Given exercise => Please give the entries again in full and exactly, without any picture.

Records for processing =>
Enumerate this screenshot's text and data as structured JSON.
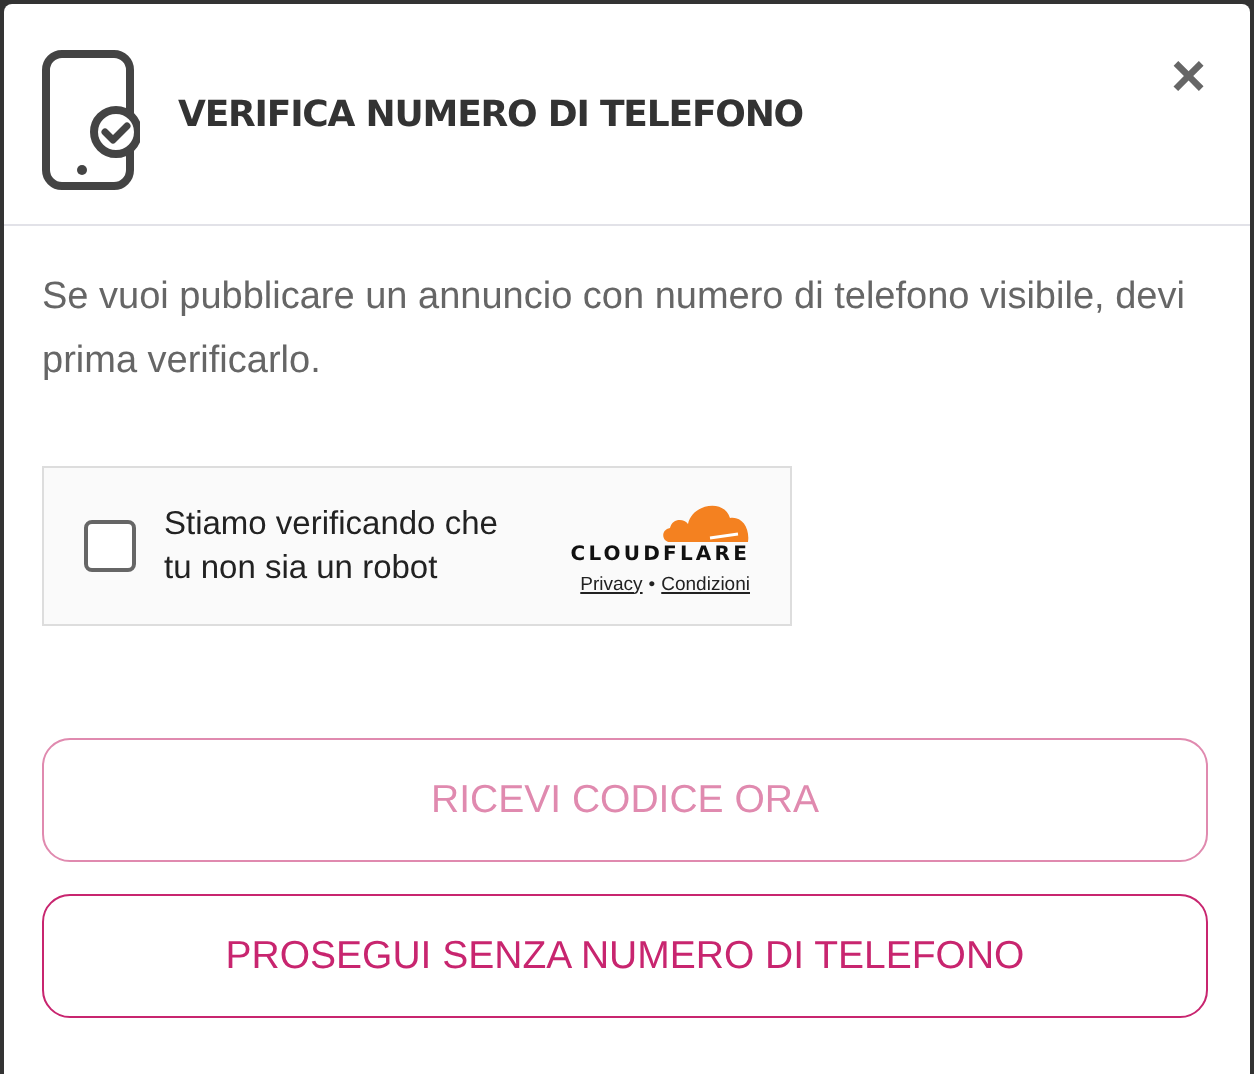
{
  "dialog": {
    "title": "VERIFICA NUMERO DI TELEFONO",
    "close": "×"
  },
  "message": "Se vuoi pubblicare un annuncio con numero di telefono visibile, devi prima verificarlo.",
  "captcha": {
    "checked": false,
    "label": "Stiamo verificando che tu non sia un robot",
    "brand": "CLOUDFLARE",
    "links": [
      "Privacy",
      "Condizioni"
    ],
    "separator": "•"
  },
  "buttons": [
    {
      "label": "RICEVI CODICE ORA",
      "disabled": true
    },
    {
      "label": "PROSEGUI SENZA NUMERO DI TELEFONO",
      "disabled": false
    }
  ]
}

Exercise result =>
Enumerate this screenshot's text and data as structured JSON.
{
  "dialog": {
    "title": "VERIFICA NUMERO DI TELEFONO",
    "close": "×"
  },
  "message": "Se vuoi pubblicare un annuncio con numero di telefono visibile, devi prima verificarlo.",
  "captcha": {
    "checked": false,
    "label": "Stiamo verificando che tu non sia un robot",
    "brand": "CLOUDFLARE",
    "links": [
      "Privacy",
      "Condizioni"
    ],
    "separator": "•"
  },
  "buttons": [
    {
      "label": "RICEVI CODICE ORA",
      "disabled": true
    },
    {
      "label": "PROSEGUI SENZA NUMERO DI TELEFONO",
      "disabled": false
    }
  ]
}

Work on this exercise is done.